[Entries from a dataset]
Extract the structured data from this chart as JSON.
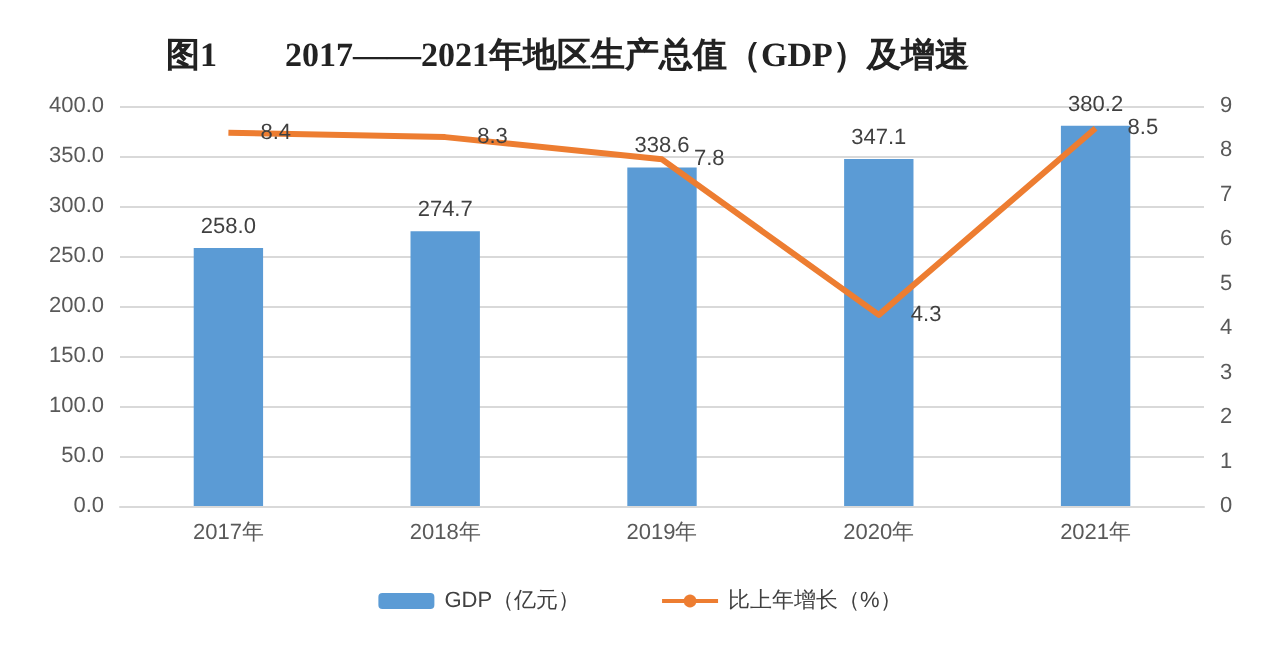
{
  "chart_data": {
    "type": "bar",
    "title": "图1　　2017——2021年地区生产总值（GDP）及增速",
    "categories": [
      "2017年",
      "2018年",
      "2019年",
      "2020年",
      "2021年"
    ],
    "series": [
      {
        "name": "GDP（亿元）",
        "color": "#5b9bd5",
        "values": [
          258.0,
          274.7,
          338.6,
          347.1,
          380.2
        ],
        "value_labels": [
          "258.0",
          "274.7",
          "338.6",
          "347.1",
          "380.2"
        ]
      },
      {
        "name": "比上年增长（%）",
        "type": "line",
        "axis": "y2",
        "color": "#ed7d31",
        "values": [
          8.4,
          8.3,
          7.8,
          4.3,
          8.5
        ],
        "value_labels": [
          "8.4",
          "8.3",
          "7.8",
          "4.3",
          "8.5"
        ]
      }
    ],
    "ylim": [
      0,
      400
    ],
    "yticks": [
      {
        "value": 0,
        "label": "0.0"
      },
      {
        "value": 50,
        "label": "50.0"
      },
      {
        "value": 100,
        "label": "100.0"
      },
      {
        "value": 150,
        "label": "150.0"
      },
      {
        "value": 200,
        "label": "200.0"
      },
      {
        "value": 250,
        "label": "250.0"
      },
      {
        "value": 300,
        "label": "300.0"
      },
      {
        "value": 350,
        "label": "350.0"
      },
      {
        "value": 400,
        "label": "400.0"
      }
    ],
    "y2lim": [
      0,
      9
    ],
    "y2ticks": [
      0,
      1,
      2,
      3,
      4,
      5,
      6,
      7,
      8,
      9
    ],
    "grid": "y",
    "legend": "bottom",
    "marker": "none",
    "line_style": "solid"
  }
}
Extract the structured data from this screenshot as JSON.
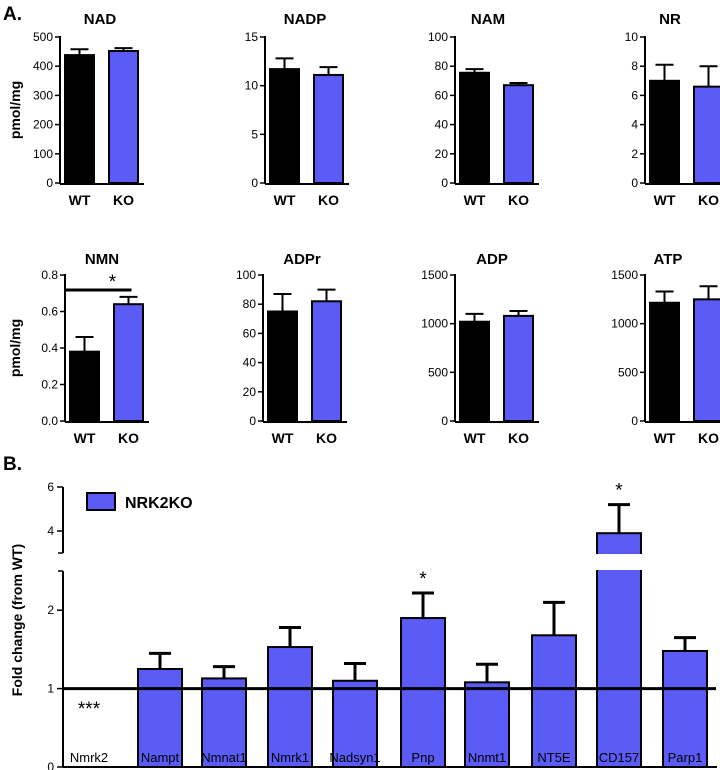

• _INSTRUCTIONS FOR THE TASK_:
Omit the pictures. Transcribe every record exactly.

• _RESULT OF THE TASK_:
Extract the structured data from this chart as JSON.
{
  "chart_data": {
    "type": "bar",
    "title": "图1　　2017——2021年地区生产总值（GDP）及增速",
    "categories": [
      "2017年",
      "2018年",
      "2019年",
      "2020年",
      "2021年"
    ],
    "series": [
      {
        "name": "GDP（亿元）",
        "color": "#5b9bd5",
        "values": [
          258.0,
          274.7,
          338.6,
          347.1,
          380.2
        ],
        "value_labels": [
          "258.0",
          "274.7",
          "338.6",
          "347.1",
          "380.2"
        ]
      },
      {
        "name": "比上年增长（%）",
        "type": "line",
        "axis": "y2",
        "color": "#ed7d31",
        "values": [
          8.4,
          8.3,
          7.8,
          4.3,
          8.5
        ],
        "value_labels": [
          "8.4",
          "8.3",
          "7.8",
          "4.3",
          "8.5"
        ]
      }
    ],
    "ylim": [
      0,
      400
    ],
    "yticks": [
      {
        "value": 0,
        "label": "0.0"
      },
      {
        "value": 50,
        "label": "50.0"
      },
      {
        "value": 100,
        "label": "100.0"
      },
      {
        "value": 150,
        "label": "150.0"
      },
      {
        "value": 200,
        "label": "200.0"
      },
      {
        "value": 250,
        "label": "250.0"
      },
      {
        "value": 300,
        "label": "300.0"
      },
      {
        "value": 350,
        "label": "350.0"
      },
      {
        "value": 400,
        "label": "400.0"
      }
    ],
    "y2lim": [
      0,
      9
    ],
    "y2ticks": [
      0,
      1,
      2,
      3,
      4,
      5,
      6,
      7,
      8,
      9
    ],
    "grid": "y",
    "legend": "bottom",
    "marker": "none",
    "line_style": "solid"
  }
}
Extract the structured data from this screenshot as JSON.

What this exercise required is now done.